What is required » Search the listing for the string "国证价值VS国证成长" and copy every line that contains it.

Figure contents as structured data »
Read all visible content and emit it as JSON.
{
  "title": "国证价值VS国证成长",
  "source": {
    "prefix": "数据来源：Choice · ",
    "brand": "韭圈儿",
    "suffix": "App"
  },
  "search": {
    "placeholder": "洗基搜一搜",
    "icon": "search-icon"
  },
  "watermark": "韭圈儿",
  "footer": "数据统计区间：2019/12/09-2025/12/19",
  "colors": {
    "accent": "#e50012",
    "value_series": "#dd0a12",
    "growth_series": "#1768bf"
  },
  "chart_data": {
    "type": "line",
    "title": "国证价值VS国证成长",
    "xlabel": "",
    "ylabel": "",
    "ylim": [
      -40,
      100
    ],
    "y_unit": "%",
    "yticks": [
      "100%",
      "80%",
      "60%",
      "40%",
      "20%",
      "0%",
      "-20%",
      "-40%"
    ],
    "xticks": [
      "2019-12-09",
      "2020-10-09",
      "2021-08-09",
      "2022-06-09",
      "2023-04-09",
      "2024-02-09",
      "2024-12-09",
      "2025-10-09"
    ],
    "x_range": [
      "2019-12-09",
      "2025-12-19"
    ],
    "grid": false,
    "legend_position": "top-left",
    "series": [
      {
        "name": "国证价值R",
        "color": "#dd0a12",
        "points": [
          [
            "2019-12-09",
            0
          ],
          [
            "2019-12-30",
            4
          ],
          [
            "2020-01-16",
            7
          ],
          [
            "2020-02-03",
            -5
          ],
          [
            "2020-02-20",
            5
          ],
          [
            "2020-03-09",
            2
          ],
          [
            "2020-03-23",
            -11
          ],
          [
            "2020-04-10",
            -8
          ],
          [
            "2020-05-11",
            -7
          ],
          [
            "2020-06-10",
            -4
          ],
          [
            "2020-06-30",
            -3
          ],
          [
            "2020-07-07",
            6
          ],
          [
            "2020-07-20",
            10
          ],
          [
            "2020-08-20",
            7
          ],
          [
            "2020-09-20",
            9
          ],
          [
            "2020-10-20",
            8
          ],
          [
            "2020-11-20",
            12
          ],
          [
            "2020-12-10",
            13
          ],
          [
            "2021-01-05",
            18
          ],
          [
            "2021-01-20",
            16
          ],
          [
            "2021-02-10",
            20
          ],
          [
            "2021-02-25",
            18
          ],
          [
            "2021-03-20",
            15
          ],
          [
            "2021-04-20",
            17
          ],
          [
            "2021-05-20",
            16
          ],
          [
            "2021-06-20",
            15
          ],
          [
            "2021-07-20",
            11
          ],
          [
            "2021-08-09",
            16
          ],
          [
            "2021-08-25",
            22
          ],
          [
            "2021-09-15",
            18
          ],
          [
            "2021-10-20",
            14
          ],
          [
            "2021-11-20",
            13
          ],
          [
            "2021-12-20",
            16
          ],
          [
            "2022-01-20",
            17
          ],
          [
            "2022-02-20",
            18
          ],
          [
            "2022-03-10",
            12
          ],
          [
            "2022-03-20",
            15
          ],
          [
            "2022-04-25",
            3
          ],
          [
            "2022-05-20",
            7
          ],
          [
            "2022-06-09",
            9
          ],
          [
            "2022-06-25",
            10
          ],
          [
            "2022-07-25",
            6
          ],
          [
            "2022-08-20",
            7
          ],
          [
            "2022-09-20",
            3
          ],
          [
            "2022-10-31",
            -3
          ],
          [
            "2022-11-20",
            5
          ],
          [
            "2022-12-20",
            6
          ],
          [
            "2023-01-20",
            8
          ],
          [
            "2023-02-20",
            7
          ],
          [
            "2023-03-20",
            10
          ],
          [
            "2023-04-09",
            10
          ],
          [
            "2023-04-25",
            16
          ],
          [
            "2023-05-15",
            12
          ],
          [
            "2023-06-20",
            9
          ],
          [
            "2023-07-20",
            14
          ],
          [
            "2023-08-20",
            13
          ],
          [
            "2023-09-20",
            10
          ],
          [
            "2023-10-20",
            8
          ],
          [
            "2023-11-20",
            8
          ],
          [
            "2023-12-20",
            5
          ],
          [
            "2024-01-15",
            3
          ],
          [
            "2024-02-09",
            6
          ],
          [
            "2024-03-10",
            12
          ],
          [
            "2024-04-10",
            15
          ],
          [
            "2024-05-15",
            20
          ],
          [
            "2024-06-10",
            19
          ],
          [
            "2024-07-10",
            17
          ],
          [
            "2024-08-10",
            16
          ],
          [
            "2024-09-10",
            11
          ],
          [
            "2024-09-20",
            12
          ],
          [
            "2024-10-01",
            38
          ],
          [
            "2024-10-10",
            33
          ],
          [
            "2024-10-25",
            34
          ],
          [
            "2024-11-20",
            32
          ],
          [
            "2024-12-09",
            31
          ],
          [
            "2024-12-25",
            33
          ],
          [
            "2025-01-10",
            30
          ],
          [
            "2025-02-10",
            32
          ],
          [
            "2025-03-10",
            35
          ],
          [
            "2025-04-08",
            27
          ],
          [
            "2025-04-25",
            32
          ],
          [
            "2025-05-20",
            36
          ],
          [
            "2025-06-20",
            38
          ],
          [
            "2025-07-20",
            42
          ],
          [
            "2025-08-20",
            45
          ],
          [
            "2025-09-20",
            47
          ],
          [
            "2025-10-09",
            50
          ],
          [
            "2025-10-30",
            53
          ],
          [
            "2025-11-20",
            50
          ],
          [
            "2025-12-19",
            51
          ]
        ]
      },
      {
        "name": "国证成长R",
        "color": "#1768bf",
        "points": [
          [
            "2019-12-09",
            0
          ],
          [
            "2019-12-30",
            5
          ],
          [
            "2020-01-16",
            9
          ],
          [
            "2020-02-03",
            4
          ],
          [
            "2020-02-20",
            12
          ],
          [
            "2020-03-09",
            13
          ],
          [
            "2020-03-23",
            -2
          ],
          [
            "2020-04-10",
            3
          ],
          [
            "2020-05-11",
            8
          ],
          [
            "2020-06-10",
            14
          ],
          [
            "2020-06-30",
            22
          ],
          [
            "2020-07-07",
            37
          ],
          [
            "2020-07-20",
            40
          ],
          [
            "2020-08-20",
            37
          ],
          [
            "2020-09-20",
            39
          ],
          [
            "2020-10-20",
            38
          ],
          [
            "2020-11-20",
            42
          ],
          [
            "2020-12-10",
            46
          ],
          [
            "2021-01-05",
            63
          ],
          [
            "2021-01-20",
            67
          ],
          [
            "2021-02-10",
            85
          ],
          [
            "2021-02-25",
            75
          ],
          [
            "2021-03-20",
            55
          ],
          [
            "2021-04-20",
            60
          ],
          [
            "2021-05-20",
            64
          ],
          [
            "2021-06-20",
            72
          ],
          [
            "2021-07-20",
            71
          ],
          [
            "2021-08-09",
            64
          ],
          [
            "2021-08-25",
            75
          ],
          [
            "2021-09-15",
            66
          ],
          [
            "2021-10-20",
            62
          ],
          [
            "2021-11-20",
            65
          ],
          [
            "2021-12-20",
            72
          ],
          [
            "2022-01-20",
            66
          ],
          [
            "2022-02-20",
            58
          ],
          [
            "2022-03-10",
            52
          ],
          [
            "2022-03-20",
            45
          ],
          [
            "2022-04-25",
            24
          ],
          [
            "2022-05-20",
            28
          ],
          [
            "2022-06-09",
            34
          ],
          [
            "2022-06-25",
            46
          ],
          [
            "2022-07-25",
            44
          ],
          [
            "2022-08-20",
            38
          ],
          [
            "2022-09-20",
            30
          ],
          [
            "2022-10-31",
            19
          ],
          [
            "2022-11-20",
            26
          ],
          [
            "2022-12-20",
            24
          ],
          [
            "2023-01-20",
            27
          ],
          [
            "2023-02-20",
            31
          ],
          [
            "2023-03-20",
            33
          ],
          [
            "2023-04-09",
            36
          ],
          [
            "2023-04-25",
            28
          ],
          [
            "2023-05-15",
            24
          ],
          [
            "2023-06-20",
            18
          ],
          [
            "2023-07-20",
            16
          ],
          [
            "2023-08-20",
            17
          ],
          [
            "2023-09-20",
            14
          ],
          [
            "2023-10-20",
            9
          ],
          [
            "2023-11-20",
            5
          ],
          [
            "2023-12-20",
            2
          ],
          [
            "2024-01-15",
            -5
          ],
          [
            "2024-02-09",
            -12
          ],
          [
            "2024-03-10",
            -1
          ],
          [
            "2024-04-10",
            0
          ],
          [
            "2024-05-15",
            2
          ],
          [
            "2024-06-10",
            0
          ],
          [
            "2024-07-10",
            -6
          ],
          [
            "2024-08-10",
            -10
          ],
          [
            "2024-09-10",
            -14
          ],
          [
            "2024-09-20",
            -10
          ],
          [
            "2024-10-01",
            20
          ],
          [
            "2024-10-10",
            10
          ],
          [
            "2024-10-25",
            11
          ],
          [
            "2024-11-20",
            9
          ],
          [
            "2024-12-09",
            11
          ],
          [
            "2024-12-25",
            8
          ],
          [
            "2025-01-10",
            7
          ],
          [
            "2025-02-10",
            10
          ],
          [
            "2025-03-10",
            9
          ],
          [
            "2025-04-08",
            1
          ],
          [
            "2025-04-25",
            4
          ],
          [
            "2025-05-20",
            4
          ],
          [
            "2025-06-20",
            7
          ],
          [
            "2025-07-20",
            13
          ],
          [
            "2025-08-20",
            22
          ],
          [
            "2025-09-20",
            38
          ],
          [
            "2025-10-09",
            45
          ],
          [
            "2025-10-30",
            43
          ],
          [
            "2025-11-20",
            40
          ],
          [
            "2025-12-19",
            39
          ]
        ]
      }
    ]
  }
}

Answer below »
  "title": "国证价值VS国证成长",
    "title": "国证价值VS国证成长",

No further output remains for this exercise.